Brief: Write out each line from the data below that includes the word "البصري".

The records:
>> BEGIN
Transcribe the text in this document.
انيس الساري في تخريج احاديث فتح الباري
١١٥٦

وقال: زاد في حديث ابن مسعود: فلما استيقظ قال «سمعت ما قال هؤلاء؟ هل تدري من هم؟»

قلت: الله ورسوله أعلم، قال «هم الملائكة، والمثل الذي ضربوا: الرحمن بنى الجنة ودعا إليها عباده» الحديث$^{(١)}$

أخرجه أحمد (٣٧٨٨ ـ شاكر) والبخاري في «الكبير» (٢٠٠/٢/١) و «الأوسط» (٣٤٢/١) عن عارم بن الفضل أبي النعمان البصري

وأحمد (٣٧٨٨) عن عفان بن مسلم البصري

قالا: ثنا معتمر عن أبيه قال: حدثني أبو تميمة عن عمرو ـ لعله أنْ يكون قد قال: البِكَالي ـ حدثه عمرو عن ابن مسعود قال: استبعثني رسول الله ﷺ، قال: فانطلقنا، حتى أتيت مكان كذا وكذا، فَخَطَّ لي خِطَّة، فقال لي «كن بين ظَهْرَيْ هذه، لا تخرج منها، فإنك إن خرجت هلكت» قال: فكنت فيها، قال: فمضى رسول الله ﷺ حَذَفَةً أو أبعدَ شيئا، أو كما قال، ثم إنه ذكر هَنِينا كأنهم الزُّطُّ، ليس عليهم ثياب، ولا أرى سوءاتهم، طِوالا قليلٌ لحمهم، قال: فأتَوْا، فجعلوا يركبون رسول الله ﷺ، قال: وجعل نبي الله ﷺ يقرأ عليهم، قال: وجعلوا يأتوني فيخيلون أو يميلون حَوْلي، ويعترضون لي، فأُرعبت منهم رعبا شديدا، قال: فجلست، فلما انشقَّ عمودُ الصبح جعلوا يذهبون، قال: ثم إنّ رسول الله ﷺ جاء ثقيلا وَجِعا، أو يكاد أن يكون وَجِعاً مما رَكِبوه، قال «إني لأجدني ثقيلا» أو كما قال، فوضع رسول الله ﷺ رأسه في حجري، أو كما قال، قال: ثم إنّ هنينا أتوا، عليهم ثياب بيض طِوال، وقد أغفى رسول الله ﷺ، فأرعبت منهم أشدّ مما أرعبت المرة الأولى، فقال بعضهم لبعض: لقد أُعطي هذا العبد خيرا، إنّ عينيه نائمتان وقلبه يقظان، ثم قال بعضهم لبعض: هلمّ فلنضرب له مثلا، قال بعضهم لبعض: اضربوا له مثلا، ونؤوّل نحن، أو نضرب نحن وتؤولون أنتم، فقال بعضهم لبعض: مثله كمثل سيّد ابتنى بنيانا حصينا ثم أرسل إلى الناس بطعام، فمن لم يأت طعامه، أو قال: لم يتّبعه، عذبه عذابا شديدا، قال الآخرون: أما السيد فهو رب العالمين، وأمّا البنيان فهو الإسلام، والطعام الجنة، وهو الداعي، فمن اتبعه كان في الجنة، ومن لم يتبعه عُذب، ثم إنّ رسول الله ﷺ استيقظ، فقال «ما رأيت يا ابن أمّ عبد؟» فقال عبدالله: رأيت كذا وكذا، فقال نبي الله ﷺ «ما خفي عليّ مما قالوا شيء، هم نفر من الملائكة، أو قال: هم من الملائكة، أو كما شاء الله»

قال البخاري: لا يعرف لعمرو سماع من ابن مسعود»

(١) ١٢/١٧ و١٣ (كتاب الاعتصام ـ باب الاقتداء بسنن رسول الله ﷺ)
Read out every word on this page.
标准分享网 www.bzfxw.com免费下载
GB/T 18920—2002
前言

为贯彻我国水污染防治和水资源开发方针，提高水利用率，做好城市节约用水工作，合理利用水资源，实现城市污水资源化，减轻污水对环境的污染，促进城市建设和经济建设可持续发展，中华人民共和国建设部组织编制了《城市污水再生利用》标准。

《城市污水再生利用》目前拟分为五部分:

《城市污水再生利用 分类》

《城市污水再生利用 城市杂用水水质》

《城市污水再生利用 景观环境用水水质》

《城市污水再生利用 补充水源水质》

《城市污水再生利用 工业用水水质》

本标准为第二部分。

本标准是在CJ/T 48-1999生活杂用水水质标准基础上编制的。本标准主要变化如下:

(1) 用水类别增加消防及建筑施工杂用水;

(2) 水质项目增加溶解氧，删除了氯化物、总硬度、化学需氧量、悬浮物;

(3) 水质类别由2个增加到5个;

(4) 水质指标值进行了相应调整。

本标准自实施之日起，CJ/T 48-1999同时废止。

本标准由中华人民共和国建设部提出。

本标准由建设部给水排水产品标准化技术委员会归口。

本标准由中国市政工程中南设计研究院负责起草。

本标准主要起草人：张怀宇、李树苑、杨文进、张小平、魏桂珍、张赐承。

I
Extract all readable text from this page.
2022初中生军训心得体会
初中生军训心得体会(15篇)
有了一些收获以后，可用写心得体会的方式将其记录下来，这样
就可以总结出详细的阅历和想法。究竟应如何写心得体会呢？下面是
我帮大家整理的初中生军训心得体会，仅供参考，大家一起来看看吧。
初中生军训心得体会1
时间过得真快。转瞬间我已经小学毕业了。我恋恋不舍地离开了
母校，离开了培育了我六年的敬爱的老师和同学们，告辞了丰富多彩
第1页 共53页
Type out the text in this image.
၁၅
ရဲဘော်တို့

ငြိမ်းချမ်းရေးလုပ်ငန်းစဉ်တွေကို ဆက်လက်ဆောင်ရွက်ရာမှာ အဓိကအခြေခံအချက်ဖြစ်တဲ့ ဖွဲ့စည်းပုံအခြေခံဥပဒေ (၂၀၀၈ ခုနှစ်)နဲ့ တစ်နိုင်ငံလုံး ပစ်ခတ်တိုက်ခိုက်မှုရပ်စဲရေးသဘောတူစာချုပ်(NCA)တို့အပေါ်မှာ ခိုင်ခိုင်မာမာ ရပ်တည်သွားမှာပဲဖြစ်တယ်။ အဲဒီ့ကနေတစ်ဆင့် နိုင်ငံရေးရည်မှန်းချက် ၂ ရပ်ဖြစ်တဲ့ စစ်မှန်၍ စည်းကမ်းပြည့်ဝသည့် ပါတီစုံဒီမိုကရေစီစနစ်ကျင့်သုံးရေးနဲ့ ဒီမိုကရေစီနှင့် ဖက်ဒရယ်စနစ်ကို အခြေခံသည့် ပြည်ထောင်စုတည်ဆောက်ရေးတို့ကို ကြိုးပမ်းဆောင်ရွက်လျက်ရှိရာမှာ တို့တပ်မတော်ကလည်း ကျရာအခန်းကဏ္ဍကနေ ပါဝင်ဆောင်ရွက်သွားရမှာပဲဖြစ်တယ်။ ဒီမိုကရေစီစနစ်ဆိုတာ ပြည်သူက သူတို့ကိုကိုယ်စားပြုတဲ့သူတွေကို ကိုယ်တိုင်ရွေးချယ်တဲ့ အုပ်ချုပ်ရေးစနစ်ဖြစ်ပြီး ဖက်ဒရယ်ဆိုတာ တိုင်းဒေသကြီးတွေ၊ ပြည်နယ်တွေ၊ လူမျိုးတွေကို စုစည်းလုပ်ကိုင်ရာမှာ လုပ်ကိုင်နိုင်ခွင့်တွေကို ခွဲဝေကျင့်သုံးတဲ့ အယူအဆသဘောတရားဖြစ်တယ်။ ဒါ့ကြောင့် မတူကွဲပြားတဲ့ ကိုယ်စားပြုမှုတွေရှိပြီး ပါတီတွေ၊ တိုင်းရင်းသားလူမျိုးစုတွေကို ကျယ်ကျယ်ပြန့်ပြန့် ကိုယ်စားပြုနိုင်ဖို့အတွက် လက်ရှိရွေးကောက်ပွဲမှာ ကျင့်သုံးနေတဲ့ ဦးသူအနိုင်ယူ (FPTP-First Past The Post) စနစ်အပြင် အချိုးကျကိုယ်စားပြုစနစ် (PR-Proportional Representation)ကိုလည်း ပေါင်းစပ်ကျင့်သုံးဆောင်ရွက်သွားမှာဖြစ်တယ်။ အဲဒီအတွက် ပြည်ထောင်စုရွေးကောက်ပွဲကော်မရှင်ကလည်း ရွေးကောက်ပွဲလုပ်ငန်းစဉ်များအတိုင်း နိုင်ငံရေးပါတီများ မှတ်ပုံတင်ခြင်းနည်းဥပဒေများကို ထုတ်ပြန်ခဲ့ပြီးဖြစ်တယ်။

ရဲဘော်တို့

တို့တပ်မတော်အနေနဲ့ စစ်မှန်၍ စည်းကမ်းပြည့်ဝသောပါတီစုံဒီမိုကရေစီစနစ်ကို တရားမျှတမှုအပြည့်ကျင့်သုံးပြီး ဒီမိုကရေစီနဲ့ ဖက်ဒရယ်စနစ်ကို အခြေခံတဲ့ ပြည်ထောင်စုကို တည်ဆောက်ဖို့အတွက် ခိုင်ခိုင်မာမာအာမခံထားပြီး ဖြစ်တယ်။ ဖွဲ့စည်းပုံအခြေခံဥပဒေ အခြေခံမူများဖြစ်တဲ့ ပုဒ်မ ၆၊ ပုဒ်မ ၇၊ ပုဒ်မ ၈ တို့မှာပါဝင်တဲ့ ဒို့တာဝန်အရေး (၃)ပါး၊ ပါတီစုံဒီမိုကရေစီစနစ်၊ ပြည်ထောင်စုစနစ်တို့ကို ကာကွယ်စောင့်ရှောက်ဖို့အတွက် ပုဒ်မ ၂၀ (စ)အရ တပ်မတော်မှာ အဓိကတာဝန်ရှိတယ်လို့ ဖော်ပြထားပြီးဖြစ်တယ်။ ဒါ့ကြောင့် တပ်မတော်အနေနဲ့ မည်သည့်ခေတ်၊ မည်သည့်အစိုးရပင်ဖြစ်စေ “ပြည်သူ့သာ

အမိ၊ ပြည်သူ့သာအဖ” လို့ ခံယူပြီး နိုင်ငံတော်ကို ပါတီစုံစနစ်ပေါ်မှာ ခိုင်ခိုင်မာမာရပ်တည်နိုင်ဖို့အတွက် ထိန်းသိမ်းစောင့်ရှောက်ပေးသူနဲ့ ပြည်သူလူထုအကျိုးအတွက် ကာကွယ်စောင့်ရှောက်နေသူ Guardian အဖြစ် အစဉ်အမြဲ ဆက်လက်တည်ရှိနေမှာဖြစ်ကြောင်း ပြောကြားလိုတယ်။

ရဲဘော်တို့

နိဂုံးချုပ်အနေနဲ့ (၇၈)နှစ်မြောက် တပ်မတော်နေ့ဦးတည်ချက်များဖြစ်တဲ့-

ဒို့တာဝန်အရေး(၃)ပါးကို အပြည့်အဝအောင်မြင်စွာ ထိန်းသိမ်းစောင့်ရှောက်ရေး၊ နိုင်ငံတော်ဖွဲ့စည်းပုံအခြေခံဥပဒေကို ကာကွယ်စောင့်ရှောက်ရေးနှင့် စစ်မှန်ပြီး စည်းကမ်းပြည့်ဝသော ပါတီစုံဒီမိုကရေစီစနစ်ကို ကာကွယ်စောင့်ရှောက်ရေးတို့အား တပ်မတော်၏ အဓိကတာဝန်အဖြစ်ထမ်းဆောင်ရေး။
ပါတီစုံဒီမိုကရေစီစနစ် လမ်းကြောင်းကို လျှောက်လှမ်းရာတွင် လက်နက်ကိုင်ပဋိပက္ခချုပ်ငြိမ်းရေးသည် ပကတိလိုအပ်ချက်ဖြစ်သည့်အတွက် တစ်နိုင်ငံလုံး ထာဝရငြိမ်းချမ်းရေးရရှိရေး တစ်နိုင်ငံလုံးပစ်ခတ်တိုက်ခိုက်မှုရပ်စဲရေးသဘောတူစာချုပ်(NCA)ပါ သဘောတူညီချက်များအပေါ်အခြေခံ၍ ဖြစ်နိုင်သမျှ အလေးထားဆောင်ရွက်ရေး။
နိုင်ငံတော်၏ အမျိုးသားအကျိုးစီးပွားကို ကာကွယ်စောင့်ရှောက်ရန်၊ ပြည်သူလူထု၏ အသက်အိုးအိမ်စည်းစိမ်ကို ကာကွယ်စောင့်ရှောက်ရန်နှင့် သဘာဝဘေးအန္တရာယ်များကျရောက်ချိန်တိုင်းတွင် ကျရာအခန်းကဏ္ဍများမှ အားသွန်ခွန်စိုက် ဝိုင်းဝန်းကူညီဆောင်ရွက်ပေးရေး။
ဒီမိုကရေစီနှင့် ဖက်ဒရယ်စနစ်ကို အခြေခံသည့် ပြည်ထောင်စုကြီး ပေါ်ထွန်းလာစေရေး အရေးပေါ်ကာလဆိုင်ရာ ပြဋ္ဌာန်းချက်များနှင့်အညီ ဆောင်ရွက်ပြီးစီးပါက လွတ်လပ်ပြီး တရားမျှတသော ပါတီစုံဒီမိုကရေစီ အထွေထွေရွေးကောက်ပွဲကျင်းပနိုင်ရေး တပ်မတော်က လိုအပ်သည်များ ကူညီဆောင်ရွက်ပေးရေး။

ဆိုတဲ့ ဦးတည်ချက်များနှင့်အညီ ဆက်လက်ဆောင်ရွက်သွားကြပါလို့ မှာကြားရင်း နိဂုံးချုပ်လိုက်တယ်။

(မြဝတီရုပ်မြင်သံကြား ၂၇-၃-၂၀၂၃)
>> END
Solution below:
أخرجه أحمد (٣٧٨٨ ـ شاكر) والبخاري في «الكبير» (٢٠٠/٢/١) و «الأوسط» (٣٤٢/١) عن عارم بن الفضل أبي النعمان البصري
وأحمد (٣٧٨٨) عن عفان بن مسلم البصري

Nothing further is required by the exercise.